● **EXERCISE DETAILS**
Reproduce the entries in full, with no changes.

● **Dataset rows about figures**

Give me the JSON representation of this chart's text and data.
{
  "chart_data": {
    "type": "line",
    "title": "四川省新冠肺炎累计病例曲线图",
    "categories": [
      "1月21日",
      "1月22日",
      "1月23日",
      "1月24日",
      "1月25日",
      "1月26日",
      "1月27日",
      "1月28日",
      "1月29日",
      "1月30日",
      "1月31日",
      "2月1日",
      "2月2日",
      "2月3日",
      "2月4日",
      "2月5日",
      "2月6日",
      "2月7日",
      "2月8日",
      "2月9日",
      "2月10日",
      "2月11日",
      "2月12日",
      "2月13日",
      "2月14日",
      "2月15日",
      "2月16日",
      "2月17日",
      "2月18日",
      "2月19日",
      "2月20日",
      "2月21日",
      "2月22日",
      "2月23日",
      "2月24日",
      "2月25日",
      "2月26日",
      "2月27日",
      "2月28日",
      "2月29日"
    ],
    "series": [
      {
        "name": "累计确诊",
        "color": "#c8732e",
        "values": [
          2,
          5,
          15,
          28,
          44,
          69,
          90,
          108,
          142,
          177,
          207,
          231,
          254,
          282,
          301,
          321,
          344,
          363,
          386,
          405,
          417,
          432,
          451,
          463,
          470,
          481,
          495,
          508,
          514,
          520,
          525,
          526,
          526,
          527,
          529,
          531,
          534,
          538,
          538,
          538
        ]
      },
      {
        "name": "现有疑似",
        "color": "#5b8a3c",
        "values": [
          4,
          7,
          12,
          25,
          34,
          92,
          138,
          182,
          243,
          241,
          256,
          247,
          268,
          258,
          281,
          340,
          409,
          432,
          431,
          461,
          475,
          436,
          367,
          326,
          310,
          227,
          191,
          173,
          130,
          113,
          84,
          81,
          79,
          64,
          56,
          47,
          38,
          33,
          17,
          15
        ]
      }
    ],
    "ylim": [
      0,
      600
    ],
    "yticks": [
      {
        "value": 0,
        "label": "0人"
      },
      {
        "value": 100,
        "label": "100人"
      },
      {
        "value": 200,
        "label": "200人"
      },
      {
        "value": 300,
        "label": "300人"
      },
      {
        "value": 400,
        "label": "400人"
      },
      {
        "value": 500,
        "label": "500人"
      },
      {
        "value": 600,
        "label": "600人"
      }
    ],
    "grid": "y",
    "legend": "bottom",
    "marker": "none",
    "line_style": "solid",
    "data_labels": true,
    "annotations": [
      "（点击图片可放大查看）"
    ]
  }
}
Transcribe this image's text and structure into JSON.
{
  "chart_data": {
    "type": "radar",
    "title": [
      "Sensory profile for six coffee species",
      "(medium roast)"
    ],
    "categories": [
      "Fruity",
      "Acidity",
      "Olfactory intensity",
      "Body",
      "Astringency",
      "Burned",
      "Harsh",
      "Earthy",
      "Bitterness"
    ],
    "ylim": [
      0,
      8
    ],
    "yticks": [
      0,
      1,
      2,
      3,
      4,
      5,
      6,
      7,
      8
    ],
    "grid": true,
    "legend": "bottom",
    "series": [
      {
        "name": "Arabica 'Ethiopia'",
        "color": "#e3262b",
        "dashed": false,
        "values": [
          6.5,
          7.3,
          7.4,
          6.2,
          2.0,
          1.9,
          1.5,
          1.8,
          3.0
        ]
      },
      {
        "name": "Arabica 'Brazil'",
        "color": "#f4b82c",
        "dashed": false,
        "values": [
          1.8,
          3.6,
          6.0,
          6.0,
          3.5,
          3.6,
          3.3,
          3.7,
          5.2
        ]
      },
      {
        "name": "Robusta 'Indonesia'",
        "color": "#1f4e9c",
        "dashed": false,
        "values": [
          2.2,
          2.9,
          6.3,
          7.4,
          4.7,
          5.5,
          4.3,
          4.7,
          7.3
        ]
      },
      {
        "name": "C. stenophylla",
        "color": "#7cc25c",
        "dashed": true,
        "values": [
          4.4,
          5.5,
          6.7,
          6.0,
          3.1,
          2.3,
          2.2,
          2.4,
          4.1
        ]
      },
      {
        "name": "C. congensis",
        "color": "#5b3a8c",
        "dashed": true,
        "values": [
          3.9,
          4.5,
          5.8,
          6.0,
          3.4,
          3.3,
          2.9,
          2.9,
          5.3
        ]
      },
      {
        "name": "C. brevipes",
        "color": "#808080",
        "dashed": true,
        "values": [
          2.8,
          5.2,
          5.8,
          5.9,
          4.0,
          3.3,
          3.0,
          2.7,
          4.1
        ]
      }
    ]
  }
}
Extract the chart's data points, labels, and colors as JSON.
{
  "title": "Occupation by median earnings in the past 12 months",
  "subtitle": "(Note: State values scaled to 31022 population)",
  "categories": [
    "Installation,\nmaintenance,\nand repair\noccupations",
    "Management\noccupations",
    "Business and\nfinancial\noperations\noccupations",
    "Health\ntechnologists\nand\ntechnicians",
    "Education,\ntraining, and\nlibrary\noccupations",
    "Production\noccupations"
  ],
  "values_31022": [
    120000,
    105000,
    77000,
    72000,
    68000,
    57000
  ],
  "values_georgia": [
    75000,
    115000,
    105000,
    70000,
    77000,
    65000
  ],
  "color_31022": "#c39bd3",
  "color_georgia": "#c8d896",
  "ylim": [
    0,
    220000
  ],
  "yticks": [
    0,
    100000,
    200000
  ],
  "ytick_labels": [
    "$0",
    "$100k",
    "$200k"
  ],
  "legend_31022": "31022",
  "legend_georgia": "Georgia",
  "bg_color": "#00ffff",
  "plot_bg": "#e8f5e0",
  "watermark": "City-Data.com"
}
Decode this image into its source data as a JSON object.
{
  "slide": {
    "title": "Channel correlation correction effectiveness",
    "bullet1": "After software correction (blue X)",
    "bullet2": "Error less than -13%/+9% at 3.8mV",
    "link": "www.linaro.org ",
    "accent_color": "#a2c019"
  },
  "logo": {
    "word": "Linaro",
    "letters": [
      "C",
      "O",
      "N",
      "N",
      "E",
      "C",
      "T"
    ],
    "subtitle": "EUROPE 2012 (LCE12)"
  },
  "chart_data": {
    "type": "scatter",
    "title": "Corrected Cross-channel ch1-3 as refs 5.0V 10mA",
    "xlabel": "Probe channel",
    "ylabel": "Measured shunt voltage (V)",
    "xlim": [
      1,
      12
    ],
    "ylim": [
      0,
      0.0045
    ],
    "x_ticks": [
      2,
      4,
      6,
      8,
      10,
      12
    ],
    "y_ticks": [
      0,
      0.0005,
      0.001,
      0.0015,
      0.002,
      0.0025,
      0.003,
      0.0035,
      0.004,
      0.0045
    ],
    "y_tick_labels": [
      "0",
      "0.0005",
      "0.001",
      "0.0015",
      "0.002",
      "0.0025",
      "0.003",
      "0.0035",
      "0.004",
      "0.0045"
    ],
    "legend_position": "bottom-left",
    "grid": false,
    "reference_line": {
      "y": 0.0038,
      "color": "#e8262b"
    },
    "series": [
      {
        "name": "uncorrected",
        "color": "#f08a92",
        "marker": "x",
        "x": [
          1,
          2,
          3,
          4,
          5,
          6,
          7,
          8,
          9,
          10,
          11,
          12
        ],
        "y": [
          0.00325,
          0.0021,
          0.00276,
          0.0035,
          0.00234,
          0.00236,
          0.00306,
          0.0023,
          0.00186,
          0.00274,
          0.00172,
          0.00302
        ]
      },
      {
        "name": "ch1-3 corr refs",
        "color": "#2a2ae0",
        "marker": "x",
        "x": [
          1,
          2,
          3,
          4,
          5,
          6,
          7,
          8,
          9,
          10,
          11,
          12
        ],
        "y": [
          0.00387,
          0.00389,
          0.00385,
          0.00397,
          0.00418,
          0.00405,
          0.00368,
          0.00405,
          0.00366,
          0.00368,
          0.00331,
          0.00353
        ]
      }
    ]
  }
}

● **RESPONSE**
Give me the JSON representation of this chart's text and data.
{
  "chart_data": {
    "type": "line",
    "title": "四川省新冠肺炎累计病例曲线图",
    "categories": [
      "1月21日",
      "1月22日",
      "1月23日",
      "1月24日",
      "1月25日",
      "1月26日",
      "1月27日",
      "1月28日",
      "1月29日",
      "1月30日",
      "1月31日",
      "2月1日",
      "2月2日",
      "2月3日",
      "2月4日",
      "2月5日",
      "2月6日",
      "2月7日",
      "2月8日",
      "2月9日",
      "2月10日",
      "2月11日",
      "2月12日",
      "2月13日",
      "2月14日",
      "2月15日",
      "2月16日",
      "2月17日",
      "2月18日",
      "2月19日",
      "2月20日",
      "2月21日",
      "2月22日",
      "2月23日",
      "2月24日",
      "2月25日",
      "2月26日",
      "2月27日",
      "2月28日",
      "2月29日"
    ],
    "series": [
      {
        "name": "累计确诊",
        "color": "#c8732e",
        "values": [
          2,
          5,
          15,
          28,
          44,
          69,
          90,
          108,
          142,
          177,
          207,
          231,
          254,
          282,
          301,
          321,
          344,
          363,
          386,
          405,
          417,
          432,
          451,
          463,
          470,
          481,
          495,
          508,
          514,
          520,
          525,
          526,
          526,
          527,
          529,
          531,
          534,
          538,
          538,
          538
        ]
      },
      {
        "name": "现有疑似",
        "color": "#5b8a3c",
        "values": [
          4,
          7,
          12,
          25,
          34,
          92,
          138,
          182,
          243,
          241,
          256,
          247,
          268,
          258,
          281,
          340,
          409,
          432,
          431,
          461,
          475,
          436,
          367,
          326,
          310,
          227,
          191,
          173,
          130,
          113,
          84,
          81,
          79,
          64,
          56,
          47,
          38,
          33,
          17,
          15
        ]
      }
    ],
    "ylim": [
      0,
      600
    ],
    "yticks": [
      {
        "value": 0,
        "label": "0人"
      },
      {
        "value": 100,
        "label": "100人"
      },
      {
        "value": 200,
        "label": "200人"
      },
      {
        "value": 300,
        "label": "300人"
      },
      {
        "value": 400,
        "label": "400人"
      },
      {
        "value": 500,
        "label": "500人"
      },
      {
        "value": 600,
        "label": "600人"
      }
    ],
    "grid": "y",
    "legend": "bottom",
    "marker": "none",
    "line_style": "solid",
    "data_labels": true,
    "annotations": [
      "（点击图片可放大查看）"
    ]
  }
}
Transcribe this image's text and structure into JSON.
{
  "chart_data": {
    "type": "radar",
    "title": [
      "Sensory profile for six coffee species",
      "(medium roast)"
    ],
    "categories": [
      "Fruity",
      "Acidity",
      "Olfactory intensity",
      "Body",
      "Astringency",
      "Burned",
      "Harsh",
      "Earthy",
      "Bitterness"
    ],
    "ylim": [
      0,
      8
    ],
    "yticks": [
      0,
      1,
      2,
      3,
      4,
      5,
      6,
      7,
      8
    ],
    "grid": true,
    "legend": "bottom",
    "series": [
      {
        "name": "Arabica 'Ethiopia'",
        "color": "#e3262b",
        "dashed": false,
        "values": [
          6.5,
          7.3,
          7.4,
          6.2,
          2.0,
          1.9,
          1.5,
          1.8,
          3.0
        ]
      },
      {
        "name": "Arabica 'Brazil'",
        "color": "#f4b82c",
        "dashed": false,
        "values": [
          1.8,
          3.6,
          6.0,
          6.0,
          3.5,
          3.6,
          3.3,
          3.7,
          5.2
        ]
      },
      {
        "name": "Robusta 'Indonesia'",
        "color": "#1f4e9c",
        "dashed": false,
        "values": [
          2.2,
          2.9,
          6.3,
          7.4,
          4.7,
          5.5,
          4.3,
          4.7,
          7.3
        ]
      },
      {
        "name": "C. stenophylla",
        "color": "#7cc25c",
        "dashed": true,
        "values": [
          4.4,
          5.5,
          6.7,
          6.0,
          3.1,
          2.3,
          2.2,
          2.4,
          4.1
        ]
      },
      {
        "name": "C. congensis",
        "color": "#5b3a8c",
        "dashed": true,
        "values": [
          3.9,
          4.5,
          5.8,
          6.0,
          3.4,
          3.3,
          2.9,
          2.9,
          5.3
        ]
      },
      {
        "name": "C. brevipes",
        "color": "#808080",
        "dashed": true,
        "values": [
          2.8,
          5.2,
          5.8,
          5.9,
          4.0,
          3.3,
          3.0,
          2.7,
          4.1
        ]
      }
    ]
  }
}
Extract the chart's data points, labels, and colors as JSON.
{
  "title": "Occupation by median earnings in the past 12 months",
  "subtitle": "(Note: State values scaled to 31022 population)",
  "categories": [
    "Installation,\nmaintenance,\nand repair\noccupations",
    "Management\noccupations",
    "Business and\nfinancial\noperations\noccupations",
    "Health\ntechnologists\nand\ntechnicians",
    "Education,\ntraining, and\nlibrary\noccupations",
    "Production\noccupations"
  ],
  "values_31022": [
    120000,
    105000,
    77000,
    72000,
    68000,
    57000
  ],
  "values_georgia": [
    75000,
    115000,
    105000,
    70000,
    77000,
    65000
  ],
  "color_31022": "#c39bd3",
  "color_georgia": "#c8d896",
  "ylim": [
    0,
    220000
  ],
  "yticks": [
    0,
    100000,
    200000
  ],
  "ytick_labels": [
    "$0",
    "$100k",
    "$200k"
  ],
  "legend_31022": "31022",
  "legend_georgia": "Georgia",
  "bg_color": "#00ffff",
  "plot_bg": "#e8f5e0",
  "watermark": "City-Data.com"
}
Decode this image into its source data as a JSON object.
{
  "slide": {
    "title": "Channel correlation correction effectiveness",
    "bullet1": "After software correction (blue X)",
    "bullet2": "Error less than -13%/+9% at 3.8mV",
    "link": "www.linaro.org ",
    "accent_color": "#a2c019"
  },
  "logo": {
    "word": "Linaro",
    "letters": [
      "C",
      "O",
      "N",
      "N",
      "E",
      "C",
      "T"
    ],
    "subtitle": "EUROPE 2012 (LCE12)"
  },
  "chart_data": {
    "type": "scatter",
    "title": "Corrected Cross-channel ch1-3 as refs 5.0V 10mA",
    "xlabel": "Probe channel",
    "ylabel": "Measured shunt voltage (V)",
    "xlim": [
      1,
      12
    ],
    "ylim": [
      0,
      0.0045
    ],
    "x_ticks": [
      2,
      4,
      6,
      8,
      10,
      12
    ],
    "y_ticks": [
      0,
      0.0005,
      0.001,
      0.0015,
      0.002,
      0.0025,
      0.003,
      0.0035,
      0.004,
      0.0045
    ],
    "y_tick_labels": [
      "0",
      "0.0005",
      "0.001",
      "0.0015",
      "0.002",
      "0.0025",
      "0.003",
      "0.0035",
      "0.004",
      "0.0045"
    ],
    "legend_position": "bottom-left",
    "grid": false,
    "reference_line": {
      "y": 0.0038,
      "color": "#e8262b"
    },
    "series": [
      {
        "name": "uncorrected",
        "color": "#f08a92",
        "marker": "x",
        "x": [
          1,
          2,
          3,
          4,
          5,
          6,
          7,
          8,
          9,
          10,
          11,
          12
        ],
        "y": [
          0.00325,
          0.0021,
          0.00276,
          0.0035,
          0.00234,
          0.00236,
          0.00306,
          0.0023,
          0.00186,
          0.00274,
          0.00172,
          0.00302
        ]
      },
      {
        "name": "ch1-3 corr refs",
        "color": "#2a2ae0",
        "marker": "x",
        "x": [
          1,
          2,
          3,
          4,
          5,
          6,
          7,
          8,
          9,
          10,
          11,
          12
        ],
        "y": [
          0.00387,
          0.00389,
          0.00385,
          0.00397,
          0.00418,
          0.00405,
          0.00368,
          0.00405,
          0.00366,
          0.00368,
          0.00331,
          0.00353
        ]
      }
    ]
  }
}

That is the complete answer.